(Items from a dataset)
------------------------------------------------------------
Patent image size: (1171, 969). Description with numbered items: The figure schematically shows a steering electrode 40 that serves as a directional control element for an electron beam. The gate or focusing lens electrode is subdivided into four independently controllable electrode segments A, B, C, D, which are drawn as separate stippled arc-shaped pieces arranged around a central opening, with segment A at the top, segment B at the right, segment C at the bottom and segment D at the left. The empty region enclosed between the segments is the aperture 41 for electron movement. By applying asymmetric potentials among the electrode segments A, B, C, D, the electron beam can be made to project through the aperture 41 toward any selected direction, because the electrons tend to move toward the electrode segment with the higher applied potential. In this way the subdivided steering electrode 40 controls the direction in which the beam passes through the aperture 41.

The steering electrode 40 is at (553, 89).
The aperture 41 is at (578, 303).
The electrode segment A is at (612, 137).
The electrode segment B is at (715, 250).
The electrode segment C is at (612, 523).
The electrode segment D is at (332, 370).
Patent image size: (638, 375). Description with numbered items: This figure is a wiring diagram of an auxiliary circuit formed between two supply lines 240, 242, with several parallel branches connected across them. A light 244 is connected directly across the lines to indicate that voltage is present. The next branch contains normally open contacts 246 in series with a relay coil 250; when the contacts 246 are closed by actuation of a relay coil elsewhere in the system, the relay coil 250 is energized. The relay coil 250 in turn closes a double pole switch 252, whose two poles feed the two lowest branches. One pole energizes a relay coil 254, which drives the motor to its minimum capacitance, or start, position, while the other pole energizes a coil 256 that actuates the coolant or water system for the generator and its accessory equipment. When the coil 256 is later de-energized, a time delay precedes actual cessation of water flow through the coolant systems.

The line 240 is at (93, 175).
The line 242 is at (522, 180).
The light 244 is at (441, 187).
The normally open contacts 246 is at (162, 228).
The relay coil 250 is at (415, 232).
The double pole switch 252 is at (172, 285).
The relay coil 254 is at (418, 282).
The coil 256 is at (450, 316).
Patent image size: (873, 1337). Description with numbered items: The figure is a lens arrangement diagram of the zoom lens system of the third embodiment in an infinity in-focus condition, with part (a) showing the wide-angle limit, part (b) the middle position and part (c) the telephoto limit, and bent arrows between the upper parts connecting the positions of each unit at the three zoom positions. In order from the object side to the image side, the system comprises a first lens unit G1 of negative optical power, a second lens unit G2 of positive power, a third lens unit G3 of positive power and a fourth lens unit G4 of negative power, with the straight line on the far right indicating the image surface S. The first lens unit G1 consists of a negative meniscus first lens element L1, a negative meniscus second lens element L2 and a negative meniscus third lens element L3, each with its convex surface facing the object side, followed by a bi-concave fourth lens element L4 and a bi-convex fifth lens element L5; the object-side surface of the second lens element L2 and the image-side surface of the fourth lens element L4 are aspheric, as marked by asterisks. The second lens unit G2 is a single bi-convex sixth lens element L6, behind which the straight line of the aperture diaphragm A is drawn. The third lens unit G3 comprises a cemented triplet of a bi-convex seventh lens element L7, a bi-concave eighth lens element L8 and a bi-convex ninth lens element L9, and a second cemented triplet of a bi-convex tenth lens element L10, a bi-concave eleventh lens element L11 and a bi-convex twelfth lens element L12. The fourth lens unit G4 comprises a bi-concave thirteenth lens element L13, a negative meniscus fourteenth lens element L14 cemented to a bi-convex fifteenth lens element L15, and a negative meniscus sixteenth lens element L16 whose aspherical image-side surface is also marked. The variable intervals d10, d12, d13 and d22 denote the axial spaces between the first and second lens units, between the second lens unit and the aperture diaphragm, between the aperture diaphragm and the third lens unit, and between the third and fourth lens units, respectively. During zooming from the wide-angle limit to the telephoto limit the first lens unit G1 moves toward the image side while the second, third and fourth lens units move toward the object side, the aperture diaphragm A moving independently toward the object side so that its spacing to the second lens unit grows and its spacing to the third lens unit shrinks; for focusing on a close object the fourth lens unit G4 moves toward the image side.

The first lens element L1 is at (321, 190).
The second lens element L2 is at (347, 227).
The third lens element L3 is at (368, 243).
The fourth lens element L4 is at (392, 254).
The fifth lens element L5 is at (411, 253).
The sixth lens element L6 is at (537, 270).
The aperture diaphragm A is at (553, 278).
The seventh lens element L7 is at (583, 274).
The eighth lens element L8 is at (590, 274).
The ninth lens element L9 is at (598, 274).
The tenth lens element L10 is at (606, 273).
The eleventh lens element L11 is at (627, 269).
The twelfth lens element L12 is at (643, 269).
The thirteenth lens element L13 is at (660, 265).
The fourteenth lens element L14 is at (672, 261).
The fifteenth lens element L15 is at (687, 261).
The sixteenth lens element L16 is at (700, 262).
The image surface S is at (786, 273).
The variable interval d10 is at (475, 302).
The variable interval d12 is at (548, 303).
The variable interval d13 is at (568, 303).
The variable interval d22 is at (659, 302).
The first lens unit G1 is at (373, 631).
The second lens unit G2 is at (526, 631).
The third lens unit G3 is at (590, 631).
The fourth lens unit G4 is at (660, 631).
------------------------------------------------------------
● **Requirement**:
Rewrite all of the items above, changing "Patent image size" to "Drawing size" wherever it occurs and leaving everything else unchanged.

● **Output of the exercise**:
Drawing size: (1171, 969). Description with numbered items: The figure schematically shows a steering electrode 40 that serves as a directional control element for an electron beam. The gate or focusing lens electrode is subdivided into four independently controllable electrode segments A, B, C, D, which are drawn as separate stippled arc-shaped pieces arranged around a central opening, with segment A at the top, segment B at the right, segment C at the bottom and segment D at the left. The empty region enclosed between the segments is the aperture 41 for electron movement. By applying asymmetric potentials among the electrode segments A, B, C, D, the electron beam can be made to project through the aperture 41 toward any selected direction, because the electrons tend to move toward the electrode segment with the higher applied potential. In this way the subdivided steering electrode 40 controls the direction in which the beam passes through the aperture 41.

The steering electrode 40 is at (553, 89).
The aperture 41 is at (578, 303).
The electrode segment A is at (612, 137).
The electrode segment B is at (715, 250).
The electrode segment C is at (612, 523).
The electrode segment D is at (332, 370).
Drawing size: (638, 375). Description with numbered items: This figure is a wiring diagram of an auxiliary circuit formed between two supply lines 240, 242, with several parallel branches connected across them. A light 244 is connected directly across the lines to indicate that voltage is present. The next branch contains normally open contacts 246 in series with a relay coil 250; when the contacts 246 are closed by actuation of a relay coil elsewhere in the system, the relay coil 250 is energized. The relay coil 250 in turn closes a double pole switch 252, whose two poles feed the two lowest branches. One pole energizes a relay coil 254, which drives the motor to its minimum capacitance, or start, position, while the other pole energizes a coil 256 that actuates the coolant or water system for the generator and its accessory equipment. When the coil 256 is later de-energized, a time delay precedes actual cessation of water flow through the coolant systems.

The line 240 is at (93, 175).
The line 242 is at (522, 180).
The light 244 is at (441, 187).
The normally open contacts 246 is at (162, 228).
The relay coil 250 is at (415, 232).
The double pole switch 252 is at (172, 285).
The relay coil 254 is at (418, 282).
The coil 256 is at (450, 316).
Drawing size: (873, 1337). Description with numbered items: The figure is a lens arrangement diagram of the zoom lens system of the third embodiment in an infinity in-focus condition, with part (a) showing the wide-angle limit, part (b) the middle position and part (c) the telephoto limit, and bent arrows between the upper parts connecting the positions of each unit at the three zoom positions. In order from the object side to the image side, the system comprises a first lens unit G1 of negative optical power, a second lens unit G2 of positive power, a third lens unit G3 of positive power and a fourth lens unit G4 of negative power, with the straight line on the far right indicating the image surface S. The first lens unit G1 consists of a negative meniscus first lens element L1, a negative meniscus second lens element L2 and a negative meniscus third lens element L3, each with its convex surface facing the object side, followed by a bi-concave fourth lens element L4 and a bi-convex fifth lens element L5; the object-side surface of the second lens element L2 and the image-side surface of the fourth lens element L4 are aspheric, as marked by asterisks. The second lens unit G2 is a single bi-convex sixth lens element L6, behind which the straight line of the aperture diaphragm A is drawn. The third lens unit G3 comprises a cemented triplet of a bi-convex seventh lens element L7, a bi-concave eighth lens element L8 and a bi-convex ninth lens element L9, and a second cemented triplet of a bi-convex tenth lens element L10, a bi-concave eleventh lens element L11 and a bi-convex twelfth lens element L12. The fourth lens unit G4 comprises a bi-concave thirteenth lens element L13, a negative meniscus fourteenth lens element L14 cemented to a bi-convex fifteenth lens element L15, and a negative meniscus sixteenth lens element L16 whose aspherical image-side surface is also marked. The variable intervals d10, d12, d13 and d22 denote the axial spaces between the first and second lens units, between the second lens unit and the aperture diaphragm, between the aperture diaphragm and the third lens unit, and between the third and fourth lens units, respectively. During zooming from the wide-angle limit to the telephoto limit the first lens unit G1 moves toward the image side while the second, third and fourth lens units move toward the object side, the aperture diaphragm A moving independently toward the object side so that its spacing to the second lens unit grows and its spacing to the third lens unit shrinks; for focusing on a close object the fourth lens unit G4 moves toward the image side.

The first lens element L1 is at (321, 190).
The second lens element L2 is at (347, 227).
The third lens element L3 is at (368, 243).
The fourth lens element L4 is at (392, 254).
The fifth lens element L5 is at (411, 253).
The sixth lens element L6 is at (537, 270).
The aperture diaphragm A is at (553, 278).
The seventh lens element L7 is at (583, 274).
The eighth lens element L8 is at (590, 274).
The ninth lens element L9 is at (598, 274).
The tenth lens element L10 is at (606, 273).
The eleventh lens element L11 is at (627, 269).
The twelfth lens element L12 is at (643, 269).
The thirteenth lens element L13 is at (660, 265).
The fourteenth lens element L14 is at (672, 261).
The fifteenth lens element L15 is at (687, 261).
The sixteenth lens element L16 is at (700, 262).
The image surface S is at (786, 273).
The variable interval d10 is at (475, 302).
The variable interval d12 is at (548, 303).
The variable interval d13 is at (568, 303).
The variable interval d22 is at (659, 302).
The first lens unit G1 is at (373, 631).
The second lens unit G2 is at (526, 631).
The third lens unit G3 is at (590, 631).
The fourth lens unit G4 is at (660, 631).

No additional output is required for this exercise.